Which lines include the word "AbulÉdu"? Copy each of them.

*** Data in this exercise ***

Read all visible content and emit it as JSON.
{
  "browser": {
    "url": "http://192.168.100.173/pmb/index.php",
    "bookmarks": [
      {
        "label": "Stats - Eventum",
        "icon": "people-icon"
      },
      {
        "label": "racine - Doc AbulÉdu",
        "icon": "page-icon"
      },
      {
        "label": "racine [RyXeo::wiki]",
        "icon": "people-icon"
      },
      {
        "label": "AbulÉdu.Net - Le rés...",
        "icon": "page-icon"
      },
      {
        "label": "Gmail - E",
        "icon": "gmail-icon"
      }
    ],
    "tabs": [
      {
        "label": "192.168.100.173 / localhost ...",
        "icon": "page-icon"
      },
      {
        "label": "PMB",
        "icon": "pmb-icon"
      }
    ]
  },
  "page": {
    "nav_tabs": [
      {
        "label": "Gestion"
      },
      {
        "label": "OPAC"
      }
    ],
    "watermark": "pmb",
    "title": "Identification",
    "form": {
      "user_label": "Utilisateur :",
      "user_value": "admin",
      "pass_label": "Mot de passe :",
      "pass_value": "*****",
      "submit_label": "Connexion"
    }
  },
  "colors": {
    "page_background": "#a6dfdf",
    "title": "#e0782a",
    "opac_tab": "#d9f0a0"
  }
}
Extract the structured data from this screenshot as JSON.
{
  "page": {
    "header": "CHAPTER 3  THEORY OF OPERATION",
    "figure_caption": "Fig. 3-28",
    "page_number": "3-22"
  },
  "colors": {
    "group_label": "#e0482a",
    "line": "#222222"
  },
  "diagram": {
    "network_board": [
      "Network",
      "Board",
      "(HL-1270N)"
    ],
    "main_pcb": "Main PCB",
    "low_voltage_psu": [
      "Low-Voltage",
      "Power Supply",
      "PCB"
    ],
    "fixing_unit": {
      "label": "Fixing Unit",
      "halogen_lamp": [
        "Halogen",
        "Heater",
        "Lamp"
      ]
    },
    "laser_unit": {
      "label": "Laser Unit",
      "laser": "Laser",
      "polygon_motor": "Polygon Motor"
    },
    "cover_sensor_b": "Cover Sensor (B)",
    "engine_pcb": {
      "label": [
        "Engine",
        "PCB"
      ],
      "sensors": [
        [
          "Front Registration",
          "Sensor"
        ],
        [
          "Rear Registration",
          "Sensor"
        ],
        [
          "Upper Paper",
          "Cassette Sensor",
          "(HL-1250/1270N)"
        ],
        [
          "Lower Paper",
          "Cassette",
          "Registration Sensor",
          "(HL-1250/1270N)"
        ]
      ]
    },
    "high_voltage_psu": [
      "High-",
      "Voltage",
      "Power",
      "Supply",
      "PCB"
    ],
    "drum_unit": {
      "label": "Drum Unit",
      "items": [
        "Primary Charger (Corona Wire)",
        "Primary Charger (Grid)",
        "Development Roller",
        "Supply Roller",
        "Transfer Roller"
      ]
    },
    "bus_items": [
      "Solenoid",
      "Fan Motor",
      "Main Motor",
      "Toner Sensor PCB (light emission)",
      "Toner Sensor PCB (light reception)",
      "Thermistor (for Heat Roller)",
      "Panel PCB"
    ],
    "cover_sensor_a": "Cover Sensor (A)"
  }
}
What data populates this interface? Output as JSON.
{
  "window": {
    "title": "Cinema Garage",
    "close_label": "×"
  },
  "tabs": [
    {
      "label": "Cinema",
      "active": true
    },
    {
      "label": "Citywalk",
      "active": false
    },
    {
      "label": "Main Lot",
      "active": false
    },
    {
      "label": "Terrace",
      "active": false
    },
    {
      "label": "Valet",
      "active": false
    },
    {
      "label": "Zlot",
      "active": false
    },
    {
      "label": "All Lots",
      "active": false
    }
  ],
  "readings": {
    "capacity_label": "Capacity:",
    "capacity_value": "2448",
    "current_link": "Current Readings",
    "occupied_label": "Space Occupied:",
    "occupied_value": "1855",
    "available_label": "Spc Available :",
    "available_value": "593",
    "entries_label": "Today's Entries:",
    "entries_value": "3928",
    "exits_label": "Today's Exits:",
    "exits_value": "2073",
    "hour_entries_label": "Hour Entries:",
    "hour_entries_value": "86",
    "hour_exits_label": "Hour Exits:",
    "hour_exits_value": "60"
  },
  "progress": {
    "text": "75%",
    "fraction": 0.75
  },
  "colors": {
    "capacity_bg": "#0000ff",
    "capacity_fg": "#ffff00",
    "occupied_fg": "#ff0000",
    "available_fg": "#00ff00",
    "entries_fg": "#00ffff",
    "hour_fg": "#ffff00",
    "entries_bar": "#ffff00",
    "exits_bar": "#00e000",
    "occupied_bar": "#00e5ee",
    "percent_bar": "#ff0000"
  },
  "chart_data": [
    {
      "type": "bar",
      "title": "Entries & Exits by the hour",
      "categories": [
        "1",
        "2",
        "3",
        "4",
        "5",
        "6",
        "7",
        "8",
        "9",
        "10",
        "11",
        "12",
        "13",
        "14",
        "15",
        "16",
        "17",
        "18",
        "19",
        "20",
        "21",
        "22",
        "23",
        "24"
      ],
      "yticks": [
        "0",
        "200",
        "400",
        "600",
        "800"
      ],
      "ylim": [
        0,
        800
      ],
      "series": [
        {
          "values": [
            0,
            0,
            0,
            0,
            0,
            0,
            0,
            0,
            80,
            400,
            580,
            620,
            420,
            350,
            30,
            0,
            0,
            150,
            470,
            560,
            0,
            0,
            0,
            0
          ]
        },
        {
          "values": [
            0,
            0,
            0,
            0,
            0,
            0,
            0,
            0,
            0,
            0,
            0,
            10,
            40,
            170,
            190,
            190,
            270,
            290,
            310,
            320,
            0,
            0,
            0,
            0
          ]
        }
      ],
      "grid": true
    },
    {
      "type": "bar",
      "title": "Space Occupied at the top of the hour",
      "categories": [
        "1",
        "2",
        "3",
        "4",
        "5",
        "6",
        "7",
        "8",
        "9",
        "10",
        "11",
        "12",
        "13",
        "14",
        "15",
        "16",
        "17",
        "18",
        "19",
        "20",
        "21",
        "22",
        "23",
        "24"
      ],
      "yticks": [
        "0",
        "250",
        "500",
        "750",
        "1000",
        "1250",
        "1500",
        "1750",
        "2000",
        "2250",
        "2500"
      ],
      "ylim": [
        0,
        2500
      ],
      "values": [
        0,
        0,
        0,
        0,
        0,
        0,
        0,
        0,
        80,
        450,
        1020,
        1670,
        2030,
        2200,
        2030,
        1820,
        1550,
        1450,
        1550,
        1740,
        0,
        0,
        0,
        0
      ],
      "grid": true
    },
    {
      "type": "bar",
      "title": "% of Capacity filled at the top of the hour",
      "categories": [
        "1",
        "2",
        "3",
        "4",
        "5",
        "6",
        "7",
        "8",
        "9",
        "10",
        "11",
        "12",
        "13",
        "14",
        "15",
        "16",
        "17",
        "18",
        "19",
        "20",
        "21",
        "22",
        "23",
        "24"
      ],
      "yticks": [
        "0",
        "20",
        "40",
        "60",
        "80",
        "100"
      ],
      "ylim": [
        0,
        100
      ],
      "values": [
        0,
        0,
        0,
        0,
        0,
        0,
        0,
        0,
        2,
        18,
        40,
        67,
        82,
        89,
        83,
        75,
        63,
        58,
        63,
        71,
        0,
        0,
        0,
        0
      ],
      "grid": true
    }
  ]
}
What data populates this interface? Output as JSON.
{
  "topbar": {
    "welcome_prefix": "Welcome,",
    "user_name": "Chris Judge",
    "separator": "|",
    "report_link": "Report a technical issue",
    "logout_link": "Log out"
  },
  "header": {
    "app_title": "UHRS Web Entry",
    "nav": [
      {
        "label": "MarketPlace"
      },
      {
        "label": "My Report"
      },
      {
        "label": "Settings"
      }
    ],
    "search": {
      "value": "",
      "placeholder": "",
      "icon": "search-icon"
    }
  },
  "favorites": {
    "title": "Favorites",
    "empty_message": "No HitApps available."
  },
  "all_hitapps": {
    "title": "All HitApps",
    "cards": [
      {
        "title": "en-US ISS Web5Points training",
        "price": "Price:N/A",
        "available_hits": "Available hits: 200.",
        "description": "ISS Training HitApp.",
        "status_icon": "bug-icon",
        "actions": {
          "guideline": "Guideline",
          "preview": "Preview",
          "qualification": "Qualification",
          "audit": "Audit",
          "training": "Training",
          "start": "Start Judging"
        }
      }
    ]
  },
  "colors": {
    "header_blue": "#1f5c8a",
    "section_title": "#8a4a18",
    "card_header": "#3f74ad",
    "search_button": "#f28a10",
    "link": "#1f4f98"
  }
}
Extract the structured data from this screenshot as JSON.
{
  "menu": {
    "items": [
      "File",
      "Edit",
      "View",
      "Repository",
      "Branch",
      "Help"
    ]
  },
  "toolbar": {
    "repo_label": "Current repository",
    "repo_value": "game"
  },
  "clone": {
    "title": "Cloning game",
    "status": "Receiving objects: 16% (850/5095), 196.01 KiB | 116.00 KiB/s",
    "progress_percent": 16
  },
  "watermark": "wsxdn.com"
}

***

Exercise solution =
        "label": "racine - Doc AbulÉdu",
        "label": "AbulÉdu.Net - Le rés...",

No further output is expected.